• _Work instructions_: Only the number is wanted: count the lines that contain "năng".

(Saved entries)
--

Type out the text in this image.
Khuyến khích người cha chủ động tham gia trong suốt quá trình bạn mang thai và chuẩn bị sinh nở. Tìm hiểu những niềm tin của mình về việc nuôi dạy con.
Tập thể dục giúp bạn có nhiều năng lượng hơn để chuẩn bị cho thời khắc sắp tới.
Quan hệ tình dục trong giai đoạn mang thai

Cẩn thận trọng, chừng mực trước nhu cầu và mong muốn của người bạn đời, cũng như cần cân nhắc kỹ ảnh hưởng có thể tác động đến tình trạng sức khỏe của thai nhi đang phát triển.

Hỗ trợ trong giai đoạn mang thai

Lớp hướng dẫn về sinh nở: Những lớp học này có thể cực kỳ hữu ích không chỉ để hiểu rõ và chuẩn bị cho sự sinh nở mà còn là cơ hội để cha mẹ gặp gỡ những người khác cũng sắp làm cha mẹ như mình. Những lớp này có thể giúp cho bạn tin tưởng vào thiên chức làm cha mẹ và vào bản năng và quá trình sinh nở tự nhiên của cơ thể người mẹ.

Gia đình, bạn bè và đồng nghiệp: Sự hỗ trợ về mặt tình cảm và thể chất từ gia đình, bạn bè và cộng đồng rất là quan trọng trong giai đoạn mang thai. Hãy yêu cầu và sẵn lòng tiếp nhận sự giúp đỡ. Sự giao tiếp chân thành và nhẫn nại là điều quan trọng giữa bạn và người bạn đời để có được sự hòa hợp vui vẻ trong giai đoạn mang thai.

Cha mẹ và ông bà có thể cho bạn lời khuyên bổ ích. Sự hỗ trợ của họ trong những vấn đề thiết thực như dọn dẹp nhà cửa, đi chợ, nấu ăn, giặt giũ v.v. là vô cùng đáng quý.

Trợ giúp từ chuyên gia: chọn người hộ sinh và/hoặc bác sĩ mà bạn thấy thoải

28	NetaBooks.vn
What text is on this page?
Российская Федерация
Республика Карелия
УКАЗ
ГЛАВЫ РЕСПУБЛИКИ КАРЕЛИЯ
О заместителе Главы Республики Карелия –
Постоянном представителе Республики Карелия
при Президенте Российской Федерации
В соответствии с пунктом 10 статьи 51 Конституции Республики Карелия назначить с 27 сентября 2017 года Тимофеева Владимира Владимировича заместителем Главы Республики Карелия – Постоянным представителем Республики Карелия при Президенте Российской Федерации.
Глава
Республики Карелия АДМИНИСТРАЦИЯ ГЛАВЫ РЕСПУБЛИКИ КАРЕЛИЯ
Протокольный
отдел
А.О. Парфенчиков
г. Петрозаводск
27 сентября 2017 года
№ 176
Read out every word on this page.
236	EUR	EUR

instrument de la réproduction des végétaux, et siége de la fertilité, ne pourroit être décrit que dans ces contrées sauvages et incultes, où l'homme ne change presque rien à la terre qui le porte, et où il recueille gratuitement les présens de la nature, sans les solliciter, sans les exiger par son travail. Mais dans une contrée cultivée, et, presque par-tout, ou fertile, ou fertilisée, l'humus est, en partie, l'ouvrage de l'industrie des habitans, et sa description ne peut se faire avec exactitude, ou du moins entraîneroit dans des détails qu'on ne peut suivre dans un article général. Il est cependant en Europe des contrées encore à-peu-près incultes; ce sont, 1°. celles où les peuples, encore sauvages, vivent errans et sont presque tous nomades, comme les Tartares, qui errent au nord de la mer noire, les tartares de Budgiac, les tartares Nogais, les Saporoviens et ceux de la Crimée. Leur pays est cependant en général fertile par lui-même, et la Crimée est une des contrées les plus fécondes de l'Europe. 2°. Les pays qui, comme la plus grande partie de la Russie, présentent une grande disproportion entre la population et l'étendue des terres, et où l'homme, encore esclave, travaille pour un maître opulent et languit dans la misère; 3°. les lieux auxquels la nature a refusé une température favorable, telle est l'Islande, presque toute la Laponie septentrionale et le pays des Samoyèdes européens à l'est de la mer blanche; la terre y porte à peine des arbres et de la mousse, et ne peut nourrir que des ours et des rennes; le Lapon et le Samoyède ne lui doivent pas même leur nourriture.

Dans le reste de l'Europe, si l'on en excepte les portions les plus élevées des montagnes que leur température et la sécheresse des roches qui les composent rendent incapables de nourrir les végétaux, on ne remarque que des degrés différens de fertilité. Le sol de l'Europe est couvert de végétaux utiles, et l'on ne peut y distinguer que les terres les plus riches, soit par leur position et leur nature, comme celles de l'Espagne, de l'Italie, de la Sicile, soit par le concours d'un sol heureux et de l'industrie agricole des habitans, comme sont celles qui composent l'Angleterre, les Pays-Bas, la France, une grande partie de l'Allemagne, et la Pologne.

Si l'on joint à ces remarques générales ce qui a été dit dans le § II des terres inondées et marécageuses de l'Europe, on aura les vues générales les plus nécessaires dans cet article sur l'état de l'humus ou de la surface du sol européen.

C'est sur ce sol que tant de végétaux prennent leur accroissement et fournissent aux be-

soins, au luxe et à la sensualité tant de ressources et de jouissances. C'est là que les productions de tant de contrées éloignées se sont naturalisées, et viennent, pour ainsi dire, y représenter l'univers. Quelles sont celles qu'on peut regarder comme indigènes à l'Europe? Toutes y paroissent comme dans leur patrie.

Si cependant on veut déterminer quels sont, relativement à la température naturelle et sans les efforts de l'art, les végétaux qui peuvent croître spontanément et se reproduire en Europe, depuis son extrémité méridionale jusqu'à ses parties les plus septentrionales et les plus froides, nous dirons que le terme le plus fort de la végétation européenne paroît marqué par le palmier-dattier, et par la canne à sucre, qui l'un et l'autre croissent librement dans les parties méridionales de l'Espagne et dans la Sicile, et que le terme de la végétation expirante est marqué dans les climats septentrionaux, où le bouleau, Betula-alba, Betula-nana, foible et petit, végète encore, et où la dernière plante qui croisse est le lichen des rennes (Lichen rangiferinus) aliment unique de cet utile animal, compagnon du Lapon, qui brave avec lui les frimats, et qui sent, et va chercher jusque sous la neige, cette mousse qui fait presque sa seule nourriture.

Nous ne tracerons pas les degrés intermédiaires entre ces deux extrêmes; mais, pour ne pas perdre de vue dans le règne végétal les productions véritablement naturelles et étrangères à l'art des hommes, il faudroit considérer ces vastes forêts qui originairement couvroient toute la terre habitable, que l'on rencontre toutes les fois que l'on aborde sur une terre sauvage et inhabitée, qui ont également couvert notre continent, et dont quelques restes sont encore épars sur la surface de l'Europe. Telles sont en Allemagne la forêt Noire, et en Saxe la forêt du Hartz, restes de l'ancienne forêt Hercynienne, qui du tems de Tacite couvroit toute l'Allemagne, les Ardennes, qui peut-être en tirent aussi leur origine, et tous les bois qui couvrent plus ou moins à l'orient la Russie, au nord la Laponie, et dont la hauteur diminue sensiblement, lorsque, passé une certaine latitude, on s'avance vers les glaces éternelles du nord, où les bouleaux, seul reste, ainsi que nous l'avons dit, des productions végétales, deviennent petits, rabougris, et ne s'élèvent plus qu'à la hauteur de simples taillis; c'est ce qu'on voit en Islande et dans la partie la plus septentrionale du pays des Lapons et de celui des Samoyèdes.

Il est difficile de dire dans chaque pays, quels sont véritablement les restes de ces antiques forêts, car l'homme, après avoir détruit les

--

• _Worked solution_: 2